▶ **AVAILABLE RECORDS**
----
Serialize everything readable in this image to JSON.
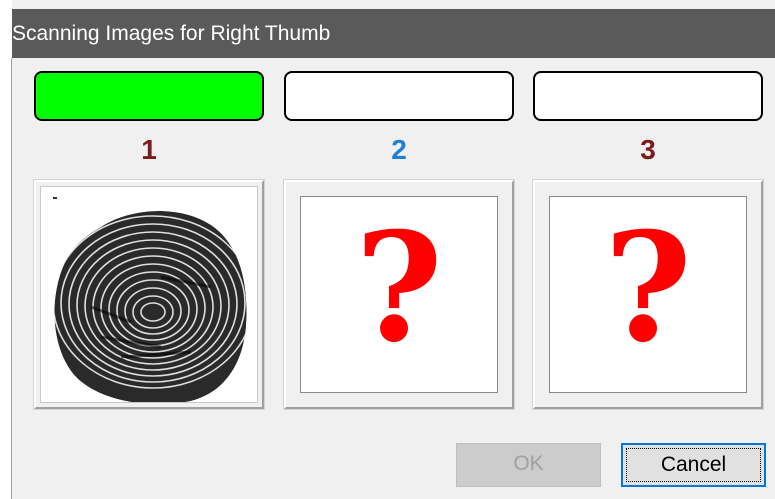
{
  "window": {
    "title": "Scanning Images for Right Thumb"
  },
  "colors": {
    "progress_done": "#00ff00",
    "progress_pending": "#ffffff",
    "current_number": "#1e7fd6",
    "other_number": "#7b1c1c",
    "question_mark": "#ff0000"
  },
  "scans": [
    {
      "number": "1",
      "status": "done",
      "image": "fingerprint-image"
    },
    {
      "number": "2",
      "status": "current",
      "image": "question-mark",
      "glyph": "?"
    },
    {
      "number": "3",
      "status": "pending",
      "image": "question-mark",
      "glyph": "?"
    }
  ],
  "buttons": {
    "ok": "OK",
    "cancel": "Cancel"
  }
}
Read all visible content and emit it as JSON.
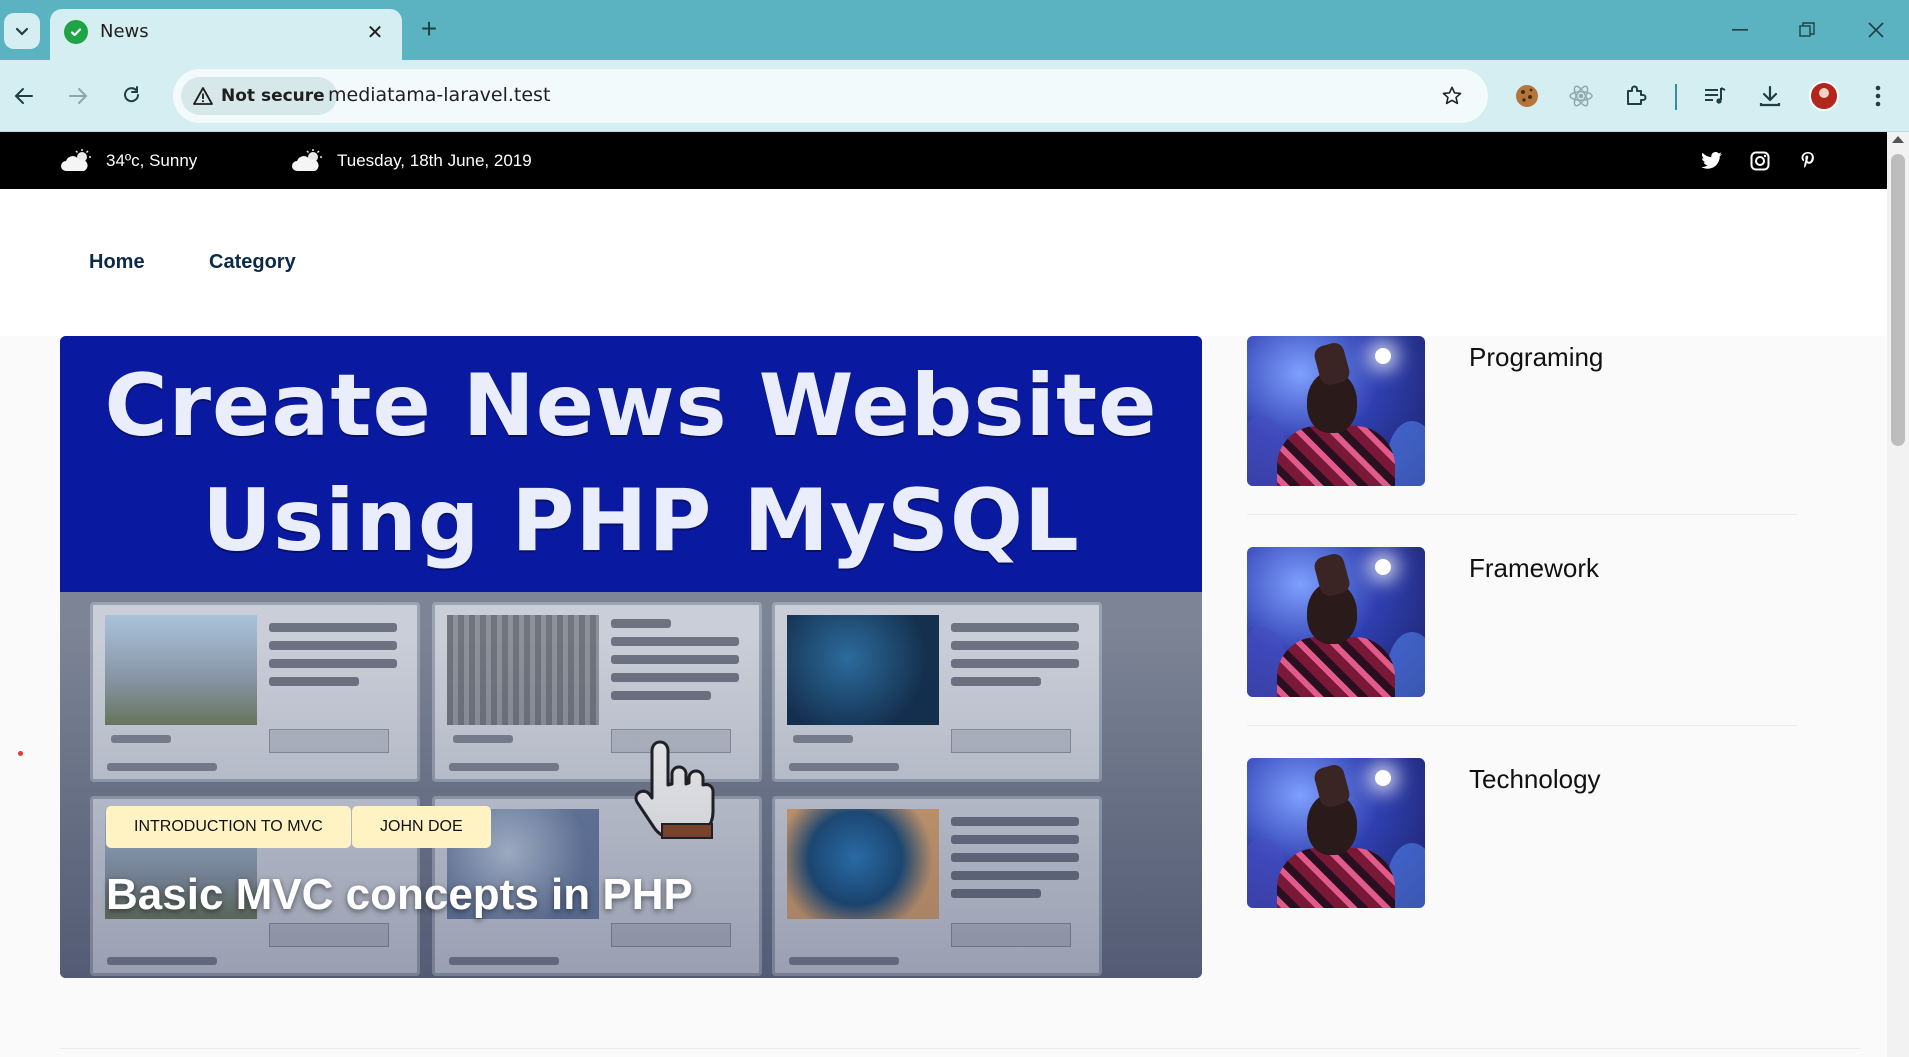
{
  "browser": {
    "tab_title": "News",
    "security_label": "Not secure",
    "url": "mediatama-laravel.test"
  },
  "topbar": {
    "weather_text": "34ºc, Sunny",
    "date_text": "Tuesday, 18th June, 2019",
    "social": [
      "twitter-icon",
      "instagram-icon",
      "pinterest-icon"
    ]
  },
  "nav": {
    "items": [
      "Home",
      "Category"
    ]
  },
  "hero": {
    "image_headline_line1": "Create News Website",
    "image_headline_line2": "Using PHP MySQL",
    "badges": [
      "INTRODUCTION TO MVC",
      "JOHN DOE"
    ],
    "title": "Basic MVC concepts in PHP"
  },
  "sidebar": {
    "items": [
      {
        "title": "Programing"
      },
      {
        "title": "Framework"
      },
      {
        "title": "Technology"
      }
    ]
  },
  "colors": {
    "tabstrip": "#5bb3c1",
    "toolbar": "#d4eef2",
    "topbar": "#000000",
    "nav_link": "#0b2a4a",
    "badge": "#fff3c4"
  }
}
----
Copy the records above exactly, omitting every picture.

▶ **WRITTEN ANSWER**
Serialize everything readable in this image to JSON.
{
  "window": {
    "title": "Scanning Images for Right Thumb"
  },
  "colors": {
    "progress_done": "#00ff00",
    "progress_pending": "#ffffff",
    "current_number": "#1e7fd6",
    "other_number": "#7b1c1c",
    "question_mark": "#ff0000"
  },
  "scans": [
    {
      "number": "1",
      "status": "done",
      "image": "fingerprint-image"
    },
    {
      "number": "2",
      "status": "current",
      "image": "question-mark",
      "glyph": "?"
    },
    {
      "number": "3",
      "status": "pending",
      "image": "question-mark",
      "glyph": "?"
    }
  ],
  "buttons": {
    "ok": "OK",
    "cancel": "Cancel"
  }
}
Read all visible content and emit it as JSON.
{
  "browser": {
    "tab_title": "News",
    "security_label": "Not secure",
    "url": "mediatama-laravel.test"
  },
  "topbar": {
    "weather_text": "34ºc, Sunny",
    "date_text": "Tuesday, 18th June, 2019",
    "social": [
      "twitter-icon",
      "instagram-icon",
      "pinterest-icon"
    ]
  },
  "nav": {
    "items": [
      "Home",
      "Category"
    ]
  },
  "hero": {
    "image_headline_line1": "Create News Website",
    "image_headline_line2": "Using PHP MySQL",
    "badges": [
      "INTRODUCTION TO MVC",
      "JOHN DOE"
    ],
    "title": "Basic MVC concepts in PHP"
  },
  "sidebar": {
    "items": [
      {
        "title": "Programing"
      },
      {
        "title": "Framework"
      },
      {
        "title": "Technology"
      }
    ]
  },
  "colors": {
    "tabstrip": "#5bb3c1",
    "toolbar": "#d4eef2",
    "topbar": "#000000",
    "nav_link": "#0b2a4a",
    "badge": "#fff3c4"
  }
}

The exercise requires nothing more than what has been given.